WORK TO BE COMPLETED:
Which lines hold the word "KOLONIA"? Show each of them.

Start

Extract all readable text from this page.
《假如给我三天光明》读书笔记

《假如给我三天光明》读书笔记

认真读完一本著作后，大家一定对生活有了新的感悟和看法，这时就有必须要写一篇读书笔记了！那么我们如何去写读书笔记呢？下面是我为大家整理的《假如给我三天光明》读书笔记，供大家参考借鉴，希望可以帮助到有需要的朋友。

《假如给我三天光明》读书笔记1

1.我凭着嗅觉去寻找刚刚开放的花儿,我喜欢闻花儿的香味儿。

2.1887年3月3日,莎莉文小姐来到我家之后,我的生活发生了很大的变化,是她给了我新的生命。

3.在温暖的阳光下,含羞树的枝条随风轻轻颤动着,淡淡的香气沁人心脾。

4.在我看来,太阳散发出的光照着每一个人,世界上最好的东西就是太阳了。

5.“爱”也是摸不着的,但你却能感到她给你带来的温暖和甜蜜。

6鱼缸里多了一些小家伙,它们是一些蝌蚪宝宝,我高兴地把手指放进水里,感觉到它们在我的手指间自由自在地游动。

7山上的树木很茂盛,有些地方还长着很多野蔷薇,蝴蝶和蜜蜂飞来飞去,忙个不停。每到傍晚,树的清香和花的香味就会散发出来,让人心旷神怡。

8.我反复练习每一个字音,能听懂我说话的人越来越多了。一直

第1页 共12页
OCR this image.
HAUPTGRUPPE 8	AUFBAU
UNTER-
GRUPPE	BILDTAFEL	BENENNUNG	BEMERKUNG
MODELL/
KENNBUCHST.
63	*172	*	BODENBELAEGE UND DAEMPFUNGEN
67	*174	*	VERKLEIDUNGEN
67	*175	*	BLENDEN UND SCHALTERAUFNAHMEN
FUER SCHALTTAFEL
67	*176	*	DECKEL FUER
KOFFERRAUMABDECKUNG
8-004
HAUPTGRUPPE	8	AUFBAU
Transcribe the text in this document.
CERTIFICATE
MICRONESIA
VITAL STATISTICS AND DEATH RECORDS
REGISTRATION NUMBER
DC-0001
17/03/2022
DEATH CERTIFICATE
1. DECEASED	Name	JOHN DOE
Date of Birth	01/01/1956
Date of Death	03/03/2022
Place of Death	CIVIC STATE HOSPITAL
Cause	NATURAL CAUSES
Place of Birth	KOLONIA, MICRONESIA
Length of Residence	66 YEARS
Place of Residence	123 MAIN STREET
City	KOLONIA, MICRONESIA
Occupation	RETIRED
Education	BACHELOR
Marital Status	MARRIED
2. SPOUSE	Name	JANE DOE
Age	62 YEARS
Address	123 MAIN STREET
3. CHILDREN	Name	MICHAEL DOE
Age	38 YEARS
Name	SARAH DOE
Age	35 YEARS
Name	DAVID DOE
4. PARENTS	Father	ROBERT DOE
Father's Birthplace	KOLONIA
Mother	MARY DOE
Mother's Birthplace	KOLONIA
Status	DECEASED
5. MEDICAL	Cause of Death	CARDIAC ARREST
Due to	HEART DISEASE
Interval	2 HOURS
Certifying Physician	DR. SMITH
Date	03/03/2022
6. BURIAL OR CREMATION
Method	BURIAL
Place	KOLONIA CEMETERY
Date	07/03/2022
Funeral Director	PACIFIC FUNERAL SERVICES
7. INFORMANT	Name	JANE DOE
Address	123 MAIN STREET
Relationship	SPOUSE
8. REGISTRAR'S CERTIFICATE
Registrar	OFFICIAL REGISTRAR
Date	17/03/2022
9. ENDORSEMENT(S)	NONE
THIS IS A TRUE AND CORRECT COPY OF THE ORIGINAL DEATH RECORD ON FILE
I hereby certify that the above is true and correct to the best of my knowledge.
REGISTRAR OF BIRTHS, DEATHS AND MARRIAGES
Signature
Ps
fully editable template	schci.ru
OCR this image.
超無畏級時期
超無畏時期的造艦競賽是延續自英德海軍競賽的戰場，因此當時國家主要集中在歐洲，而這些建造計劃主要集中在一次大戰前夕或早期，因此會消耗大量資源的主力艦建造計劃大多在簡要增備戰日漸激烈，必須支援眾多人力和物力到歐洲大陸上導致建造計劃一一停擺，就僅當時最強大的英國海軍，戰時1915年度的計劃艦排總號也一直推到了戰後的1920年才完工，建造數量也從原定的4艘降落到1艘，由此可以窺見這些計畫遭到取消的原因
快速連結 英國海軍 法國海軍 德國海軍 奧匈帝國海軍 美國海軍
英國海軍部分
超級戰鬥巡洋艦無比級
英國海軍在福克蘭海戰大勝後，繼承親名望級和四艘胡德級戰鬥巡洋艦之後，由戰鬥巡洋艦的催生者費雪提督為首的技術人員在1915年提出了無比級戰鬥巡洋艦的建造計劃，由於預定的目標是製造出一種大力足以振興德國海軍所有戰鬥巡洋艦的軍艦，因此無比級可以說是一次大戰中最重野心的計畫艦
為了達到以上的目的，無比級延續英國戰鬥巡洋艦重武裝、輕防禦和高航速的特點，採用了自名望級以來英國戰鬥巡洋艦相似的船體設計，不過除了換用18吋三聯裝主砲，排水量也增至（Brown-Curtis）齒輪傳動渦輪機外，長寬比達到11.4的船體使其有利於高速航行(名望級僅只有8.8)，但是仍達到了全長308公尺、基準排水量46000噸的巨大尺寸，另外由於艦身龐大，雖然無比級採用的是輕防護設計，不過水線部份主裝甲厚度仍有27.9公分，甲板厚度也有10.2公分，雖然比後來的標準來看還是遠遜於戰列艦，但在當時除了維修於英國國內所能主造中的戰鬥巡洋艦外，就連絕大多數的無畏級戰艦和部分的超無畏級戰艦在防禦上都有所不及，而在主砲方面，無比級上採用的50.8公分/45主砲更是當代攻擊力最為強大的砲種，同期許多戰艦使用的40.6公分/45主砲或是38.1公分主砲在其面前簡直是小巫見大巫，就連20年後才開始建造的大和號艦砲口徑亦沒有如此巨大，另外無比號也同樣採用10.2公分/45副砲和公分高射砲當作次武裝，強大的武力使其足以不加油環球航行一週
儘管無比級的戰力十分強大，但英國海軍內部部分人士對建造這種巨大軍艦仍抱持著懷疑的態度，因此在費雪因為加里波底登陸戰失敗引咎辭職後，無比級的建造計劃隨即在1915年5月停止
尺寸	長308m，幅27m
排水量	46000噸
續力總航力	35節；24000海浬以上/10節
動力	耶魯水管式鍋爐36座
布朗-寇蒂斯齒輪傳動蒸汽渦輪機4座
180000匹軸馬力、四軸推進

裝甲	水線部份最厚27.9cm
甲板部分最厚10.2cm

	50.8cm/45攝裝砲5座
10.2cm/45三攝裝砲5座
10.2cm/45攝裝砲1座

End

REPLY TO THE EXERCISE:
Place of Birth	KOLONIA, MICRONESIA
City	KOLONIA, MICRONESIA
Father's Birthplace	KOLONIA
Mother's Birthplace	KOLONIA
Place	KOLONIA CEMETERY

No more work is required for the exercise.